# DATASET ROWS
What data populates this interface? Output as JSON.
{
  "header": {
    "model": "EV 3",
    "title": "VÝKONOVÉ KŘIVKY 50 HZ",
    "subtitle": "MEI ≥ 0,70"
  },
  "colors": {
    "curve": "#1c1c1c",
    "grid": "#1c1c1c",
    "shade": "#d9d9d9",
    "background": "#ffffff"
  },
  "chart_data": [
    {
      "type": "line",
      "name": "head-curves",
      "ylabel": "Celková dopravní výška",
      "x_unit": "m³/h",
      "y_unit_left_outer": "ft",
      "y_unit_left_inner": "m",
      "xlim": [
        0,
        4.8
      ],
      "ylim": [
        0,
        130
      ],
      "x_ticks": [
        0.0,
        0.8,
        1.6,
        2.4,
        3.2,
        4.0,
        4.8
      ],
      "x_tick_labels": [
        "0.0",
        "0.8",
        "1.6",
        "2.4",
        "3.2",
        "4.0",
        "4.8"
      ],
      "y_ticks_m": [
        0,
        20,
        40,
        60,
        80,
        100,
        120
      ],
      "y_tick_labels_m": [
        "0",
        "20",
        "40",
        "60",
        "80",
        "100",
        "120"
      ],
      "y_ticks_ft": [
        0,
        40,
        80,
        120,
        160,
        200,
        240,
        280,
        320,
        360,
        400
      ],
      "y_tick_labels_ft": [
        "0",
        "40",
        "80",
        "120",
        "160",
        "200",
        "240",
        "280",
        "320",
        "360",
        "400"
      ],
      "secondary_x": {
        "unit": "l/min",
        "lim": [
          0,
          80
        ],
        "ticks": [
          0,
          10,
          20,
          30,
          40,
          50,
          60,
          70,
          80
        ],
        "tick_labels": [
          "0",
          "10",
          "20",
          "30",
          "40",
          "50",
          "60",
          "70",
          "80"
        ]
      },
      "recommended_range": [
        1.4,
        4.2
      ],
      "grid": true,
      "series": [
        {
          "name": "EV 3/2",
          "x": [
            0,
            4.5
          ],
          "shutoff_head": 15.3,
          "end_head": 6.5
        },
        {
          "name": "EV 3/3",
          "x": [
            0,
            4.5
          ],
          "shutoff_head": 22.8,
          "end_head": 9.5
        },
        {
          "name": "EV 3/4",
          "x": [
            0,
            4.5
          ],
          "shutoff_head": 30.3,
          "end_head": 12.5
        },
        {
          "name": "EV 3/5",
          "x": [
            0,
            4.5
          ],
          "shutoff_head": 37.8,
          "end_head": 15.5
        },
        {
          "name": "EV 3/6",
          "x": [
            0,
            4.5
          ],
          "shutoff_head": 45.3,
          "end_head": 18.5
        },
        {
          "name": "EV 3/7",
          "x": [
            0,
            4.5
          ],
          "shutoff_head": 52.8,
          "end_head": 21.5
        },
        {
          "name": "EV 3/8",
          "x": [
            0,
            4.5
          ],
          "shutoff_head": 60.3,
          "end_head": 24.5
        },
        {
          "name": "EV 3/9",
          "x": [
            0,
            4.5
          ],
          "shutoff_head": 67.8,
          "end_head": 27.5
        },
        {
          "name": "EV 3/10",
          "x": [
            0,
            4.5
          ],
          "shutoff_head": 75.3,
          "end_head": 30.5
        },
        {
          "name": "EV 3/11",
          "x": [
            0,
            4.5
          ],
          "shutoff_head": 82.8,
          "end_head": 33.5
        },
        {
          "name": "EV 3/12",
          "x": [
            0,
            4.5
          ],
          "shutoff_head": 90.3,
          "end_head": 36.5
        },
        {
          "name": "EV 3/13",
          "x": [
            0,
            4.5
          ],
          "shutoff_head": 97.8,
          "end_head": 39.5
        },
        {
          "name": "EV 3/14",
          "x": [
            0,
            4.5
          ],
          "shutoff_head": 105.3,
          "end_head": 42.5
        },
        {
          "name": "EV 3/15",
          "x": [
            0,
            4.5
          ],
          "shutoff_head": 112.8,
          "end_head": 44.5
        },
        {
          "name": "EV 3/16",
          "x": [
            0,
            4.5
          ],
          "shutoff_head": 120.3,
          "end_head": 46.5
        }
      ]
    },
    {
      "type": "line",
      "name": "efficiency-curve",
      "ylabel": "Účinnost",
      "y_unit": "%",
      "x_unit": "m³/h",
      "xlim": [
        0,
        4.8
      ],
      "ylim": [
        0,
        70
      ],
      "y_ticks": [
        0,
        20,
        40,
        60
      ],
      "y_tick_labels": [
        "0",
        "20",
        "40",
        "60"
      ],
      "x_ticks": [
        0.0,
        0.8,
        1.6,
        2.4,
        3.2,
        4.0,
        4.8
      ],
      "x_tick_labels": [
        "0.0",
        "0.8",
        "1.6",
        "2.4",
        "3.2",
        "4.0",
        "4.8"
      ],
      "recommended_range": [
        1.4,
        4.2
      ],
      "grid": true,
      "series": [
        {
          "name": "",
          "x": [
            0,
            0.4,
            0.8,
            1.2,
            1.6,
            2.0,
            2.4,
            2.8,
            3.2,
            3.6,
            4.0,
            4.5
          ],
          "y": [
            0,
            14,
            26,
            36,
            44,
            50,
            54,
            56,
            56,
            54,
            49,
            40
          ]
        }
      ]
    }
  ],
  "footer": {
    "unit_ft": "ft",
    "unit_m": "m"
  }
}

# EXERCISE INSTRUCTIONS
Retype every entry word for word.

# RIGHT ANSWER
What data populates this interface? Output as JSON.
{
  "header": {
    "model": "EV 3",
    "title": "VÝKONOVÉ KŘIVKY 50 HZ",
    "subtitle": "MEI ≥ 0,70"
  },
  "colors": {
    "curve": "#1c1c1c",
    "grid": "#1c1c1c",
    "shade": "#d9d9d9",
    "background": "#ffffff"
  },
  "chart_data": [
    {
      "type": "line",
      "name": "head-curves",
      "ylabel": "Celková dopravní výška",
      "x_unit": "m³/h",
      "y_unit_left_outer": "ft",
      "y_unit_left_inner": "m",
      "xlim": [
        0,
        4.8
      ],
      "ylim": [
        0,
        130
      ],
      "x_ticks": [
        0.0,
        0.8,
        1.6,
        2.4,
        3.2,
        4.0,
        4.8
      ],
      "x_tick_labels": [
        "0.0",
        "0.8",
        "1.6",
        "2.4",
        "3.2",
        "4.0",
        "4.8"
      ],
      "y_ticks_m": [
        0,
        20,
        40,
        60,
        80,
        100,
        120
      ],
      "y_tick_labels_m": [
        "0",
        "20",
        "40",
        "60",
        "80",
        "100",
        "120"
      ],
      "y_ticks_ft": [
        0,
        40,
        80,
        120,
        160,
        200,
        240,
        280,
        320,
        360,
        400
      ],
      "y_tick_labels_ft": [
        "0",
        "40",
        "80",
        "120",
        "160",
        "200",
        "240",
        "280",
        "320",
        "360",
        "400"
      ],
      "secondary_x": {
        "unit": "l/min",
        "lim": [
          0,
          80
        ],
        "ticks": [
          0,
          10,
          20,
          30,
          40,
          50,
          60,
          70,
          80
        ],
        "tick_labels": [
          "0",
          "10",
          "20",
          "30",
          "40",
          "50",
          "60",
          "70",
          "80"
        ]
      },
      "recommended_range": [
        1.4,
        4.2
      ],
      "grid": true,
      "series": [
        {
          "name": "EV 3/2",
          "x": [
            0,
            4.5
          ],
          "shutoff_head": 15.3,
          "end_head": 6.5
        },
        {
          "name": "EV 3/3",
          "x": [
            0,
            4.5
          ],
          "shutoff_head": 22.8,
          "end_head": 9.5
        },
        {
          "name": "EV 3/4",
          "x": [
            0,
            4.5
          ],
          "shutoff_head": 30.3,
          "end_head": 12.5
        },
        {
          "name": "EV 3/5",
          "x": [
            0,
            4.5
          ],
          "shutoff_head": 37.8,
          "end_head": 15.5
        },
        {
          "name": "EV 3/6",
          "x": [
            0,
            4.5
          ],
          "shutoff_head": 45.3,
          "end_head": 18.5
        },
        {
          "name": "EV 3/7",
          "x": [
            0,
            4.5
          ],
          "shutoff_head": 52.8,
          "end_head": 21.5
        },
        {
          "name": "EV 3/8",
          "x": [
            0,
            4.5
          ],
          "shutoff_head": 60.3,
          "end_head": 24.5
        },
        {
          "name": "EV 3/9",
          "x": [
            0,
            4.5
          ],
          "shutoff_head": 67.8,
          "end_head": 27.5
        },
        {
          "name": "EV 3/10",
          "x": [
            0,
            4.5
          ],
          "shutoff_head": 75.3,
          "end_head": 30.5
        },
        {
          "name": "EV 3/11",
          "x": [
            0,
            4.5
          ],
          "shutoff_head": 82.8,
          "end_head": 33.5
        },
        {
          "name": "EV 3/12",
          "x": [
            0,
            4.5
          ],
          "shutoff_head": 90.3,
          "end_head": 36.5
        },
        {
          "name": "EV 3/13",
          "x": [
            0,
            4.5
          ],
          "shutoff_head": 97.8,
          "end_head": 39.5
        },
        {
          "name": "EV 3/14",
          "x": [
            0,
            4.5
          ],
          "shutoff_head": 105.3,
          "end_head": 42.5
        },
        {
          "name": "EV 3/15",
          "x": [
            0,
            4.5
          ],
          "shutoff_head": 112.8,
          "end_head": 44.5
        },
        {
          "name": "EV 3/16",
          "x": [
            0,
            4.5
          ],
          "shutoff_head": 120.3,
          "end_head": 46.5
        }
      ]
    },
    {
      "type": "line",
      "name": "efficiency-curve",
      "ylabel": "Účinnost",
      "y_unit": "%",
      "x_unit": "m³/h",
      "xlim": [
        0,
        4.8
      ],
      "ylim": [
        0,
        70
      ],
      "y_ticks": [
        0,
        20,
        40,
        60
      ],
      "y_tick_labels": [
        "0",
        "20",
        "40",
        "60"
      ],
      "x_ticks": [
        0.0,
        0.8,
        1.6,
        2.4,
        3.2,
        4.0,
        4.8
      ],
      "x_tick_labels": [
        "0.0",
        "0.8",
        "1.6",
        "2.4",
        "3.2",
        "4.0",
        "4.8"
      ],
      "recommended_range": [
        1.4,
        4.2
      ],
      "grid": true,
      "series": [
        {
          "name": "",
          "x": [
            0,
            0.4,
            0.8,
            1.2,
            1.6,
            2.0,
            2.4,
            2.8,
            3.2,
            3.6,
            4.0,
            4.5
          ],
          "y": [
            0,
            14,
            26,
            36,
            44,
            50,
            54,
            56,
            56,
            54,
            49,
            40
          ]
        }
      ]
    }
  ],
  "footer": {
    "unit_ft": "ft",
    "unit_m": "m"
  }
}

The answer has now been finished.